*Records excerpted from a collection*:
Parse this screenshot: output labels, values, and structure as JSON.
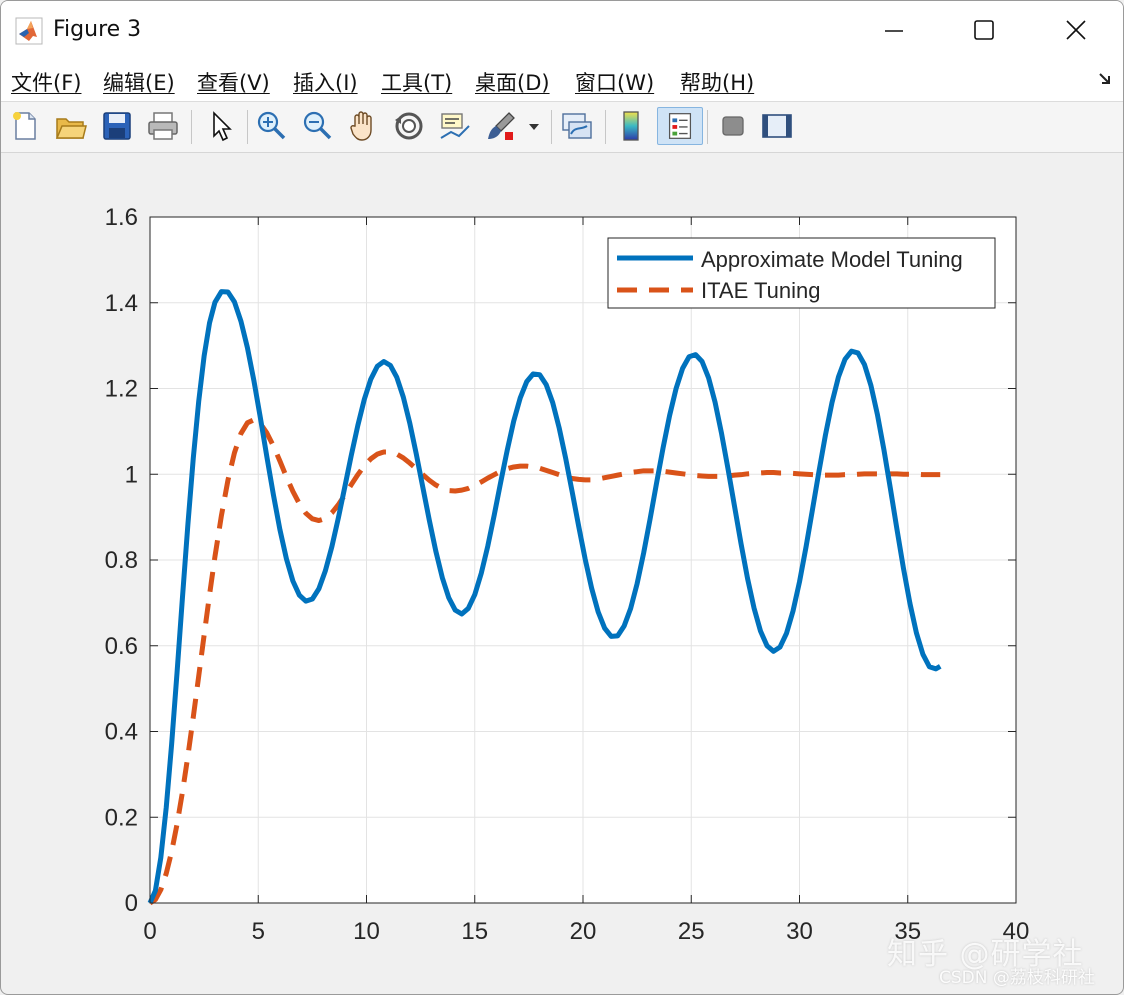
{
  "window": {
    "title": "Figure 3",
    "menu": [
      "文件(F)",
      "编辑(E)",
      "查看(V)",
      "插入(I)",
      "工具(T)",
      "桌面(D)",
      "窗口(W)",
      "帮助(H)"
    ]
  },
  "toolbar": {
    "icons": [
      "new-figure-icon",
      "open-file-icon",
      "save-icon",
      "print-icon",
      "select-arrow-icon",
      "zoom-in-icon",
      "zoom-out-icon",
      "pan-hand-icon",
      "rotate-3d-icon",
      "data-cursor-icon",
      "brush-icon",
      "link-plot-icon",
      "colorbar-icon",
      "legend-icon",
      "hide-plot-tools-icon",
      "show-plot-tools-icon"
    ],
    "active": "legend-icon"
  },
  "colors": {
    "series1": "#0072BD",
    "series2": "#D95319",
    "grid": "#e3e3e3"
  },
  "chart_data": {
    "type": "line",
    "title": "",
    "xlabel": "",
    "ylabel": "",
    "xlim": [
      0,
      40
    ],
    "ylim": [
      0,
      1.6
    ],
    "xticks": [
      0,
      5,
      10,
      15,
      20,
      25,
      30,
      35,
      40
    ],
    "yticks": [
      0,
      0.2,
      0.4,
      0.6,
      0.8,
      1,
      1.2,
      1.4,
      1.6
    ],
    "ytick_labels": [
      "0",
      "0.2",
      "0.4",
      "0.6",
      "0.8",
      "1",
      "1.2",
      "1.4",
      "1.6"
    ],
    "grid": true,
    "legend_position": "top-right",
    "series": [
      {
        "name": "Approximate Model Tuning",
        "style": "solid",
        "x": [
          0,
          0.25,
          0.5,
          0.75,
          1,
          1.25,
          1.5,
          1.75,
          2,
          2.25,
          2.5,
          2.75,
          3,
          3.3,
          3.6,
          3.9,
          4.2,
          4.5,
          4.8,
          5.1,
          5.4,
          5.7,
          6,
          6.3,
          6.6,
          6.9,
          7.2,
          7.5,
          7.8,
          8.1,
          8.4,
          8.7,
          9,
          9.3,
          9.6,
          9.9,
          10.2,
          10.5,
          10.8,
          11.1,
          11.4,
          11.7,
          12,
          12.3,
          12.6,
          12.9,
          13.2,
          13.5,
          13.8,
          14.1,
          14.4,
          14.7,
          15,
          15.3,
          15.6,
          15.9,
          16.2,
          16.5,
          16.8,
          17.1,
          17.4,
          17.7,
          18,
          18.3,
          18.6,
          18.9,
          19.2,
          19.5,
          19.8,
          20.1,
          20.4,
          20.7,
          21,
          21.3,
          21.6,
          21.9,
          22.2,
          22.5,
          22.8,
          23.1,
          23.4,
          23.7,
          24,
          24.3,
          24.6,
          24.9,
          25.2,
          25.5,
          25.8,
          26.1,
          26.4,
          26.7,
          27,
          27.3,
          27.6,
          27.9,
          28.2,
          28.5,
          28.8,
          29.1,
          29.4,
          29.7,
          30,
          30.3,
          30.6,
          30.9,
          31.2,
          31.5,
          31.8,
          32.1,
          32.4,
          32.7,
          33,
          33.3,
          33.6,
          33.9,
          34.2,
          34.5,
          34.8,
          35.1,
          35.4,
          35.7,
          36,
          36.3,
          36.5
        ],
        "y": [
          0,
          0.029,
          0.106,
          0.223,
          0.371,
          0.538,
          0.713,
          0.883,
          1.038,
          1.17,
          1.276,
          1.353,
          1.401,
          1.426,
          1.425,
          1.402,
          1.357,
          1.295,
          1.218,
          1.131,
          1.04,
          0.952,
          0.871,
          0.803,
          0.751,
          0.718,
          0.704,
          0.709,
          0.733,
          0.775,
          0.831,
          0.898,
          0.971,
          1.045,
          1.114,
          1.175,
          1.222,
          1.252,
          1.263,
          1.254,
          1.226,
          1.18,
          1.119,
          1.047,
          0.97,
          0.893,
          0.821,
          0.759,
          0.712,
          0.683,
          0.674,
          0.687,
          0.719,
          0.769,
          0.832,
          0.905,
          0.982,
          1.056,
          1.124,
          1.178,
          1.216,
          1.234,
          1.232,
          1.209,
          1.167,
          1.108,
          1.037,
          0.959,
          0.879,
          0.802,
          0.734,
          0.679,
          0.641,
          0.622,
          0.623,
          0.646,
          0.687,
          0.745,
          0.816,
          0.896,
          0.98,
          1.062,
          1.137,
          1.2,
          1.247,
          1.274,
          1.279,
          1.263,
          1.225,
          1.168,
          1.095,
          1.012,
          0.925,
          0.838,
          0.757,
          0.688,
          0.634,
          0.6,
          0.587,
          0.597,
          0.629,
          0.681,
          0.749,
          0.83,
          0.918,
          1.007,
          1.092,
          1.167,
          1.227,
          1.268,
          1.287,
          1.283,
          1.256,
          1.207,
          1.139,
          1.057,
          0.966,
          0.872,
          0.781,
          0.699,
          0.63,
          0.58,
          0.551,
          0.546,
          0.552
        ]
      },
      {
        "name": "ITAE Tuning",
        "style": "dashed",
        "x": [
          0,
          0.25,
          0.5,
          0.75,
          1,
          1.25,
          1.5,
          1.75,
          2,
          2.25,
          2.5,
          2.75,
          3,
          3.3,
          3.6,
          3.9,
          4.2,
          4.5,
          4.8,
          5.1,
          5.4,
          5.7,
          6,
          6.3,
          6.6,
          6.9,
          7.2,
          7.5,
          7.8,
          8.1,
          8.4,
          8.7,
          9,
          9.3,
          9.6,
          9.9,
          10.2,
          10.5,
          10.8,
          11.1,
          11.4,
          11.7,
          12,
          12.3,
          12.6,
          12.9,
          13.2,
          13.5,
          13.8,
          14.1,
          14.4,
          14.7,
          15,
          15.3,
          15.6,
          15.9,
          16.2,
          16.5,
          16.8,
          17.1,
          17.4,
          17.7,
          18,
          18.3,
          18.6,
          18.9,
          19.2,
          19.5,
          19.8,
          20.1,
          20.4,
          20.7,
          21,
          21.3,
          21.6,
          21.9,
          22.2,
          22.5,
          22.8,
          23.1,
          23.4,
          23.7,
          24,
          24.3,
          24.6,
          24.9,
          25.2,
          25.5,
          25.8,
          26.1,
          26.4,
          26.7,
          27,
          27.3,
          27.6,
          27.9,
          28.2,
          28.5,
          28.8,
          29.1,
          29.4,
          29.7,
          30,
          30.3,
          30.6,
          30.9,
          31.2,
          31.5,
          31.8,
          32.1,
          32.4,
          32.7,
          33,
          33.3,
          33.6,
          33.9,
          34.2,
          34.5,
          34.8,
          35.1,
          35.4,
          35.7,
          36,
          36.3,
          36.5
        ],
        "y": [
          0,
          0.008,
          0.031,
          0.069,
          0.12,
          0.184,
          0.259,
          0.343,
          0.434,
          0.529,
          0.625,
          0.719,
          0.808,
          0.904,
          0.986,
          1.05,
          1.095,
          1.12,
          1.127,
          1.118,
          1.096,
          1.066,
          1.031,
          0.994,
          0.96,
          0.931,
          0.909,
          0.896,
          0.892,
          0.897,
          0.91,
          0.929,
          0.952,
          0.976,
          0.999,
          1.02,
          1.036,
          1.047,
          1.052,
          1.052,
          1.047,
          1.038,
          1.026,
          1.013,
          0.999,
          0.986,
          0.975,
          0.967,
          0.962,
          0.961,
          0.963,
          0.967,
          0.974,
          0.982,
          0.991,
          0.999,
          1.007,
          1.013,
          1.017,
          1.019,
          1.019,
          1.017,
          1.014,
          1.009,
          1.004,
          0.999,
          0.994,
          0.99,
          0.988,
          0.987,
          0.987,
          0.989,
          0.992,
          0.995,
          0.998,
          1.001,
          1.004,
          1.006,
          1.008,
          1.008,
          1.008,
          1.007,
          1.005,
          1.003,
          1.001,
          0.999,
          0.997,
          0.996,
          0.995,
          0.995,
          0.995,
          0.996,
          0.998,
          0.999,
          1.001,
          1.002,
          1.003,
          1.004,
          1.004,
          1.003,
          1.003,
          1.002,
          1.001,
          1,
          0.999,
          0.998,
          0.998,
          0.998,
          0.998,
          0.999,
          0.999,
          1,
          1.001,
          1.001,
          1.001,
          1.001,
          1.001,
          1.001,
          1,
          1,
          1,
          0.999,
          0.999,
          0.999,
          0.999
        ]
      }
    ]
  },
  "watermark": {
    "line1": "知乎 @研学社",
    "line2": "CSDN @荔枝科研社"
  }
}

*Requirement*: Your task is to pick out every line with the string "name" and copy it.

*Response to this exercise*:
        "name": "Approximate Model Tuning",
        "name": "ITAE Tuning",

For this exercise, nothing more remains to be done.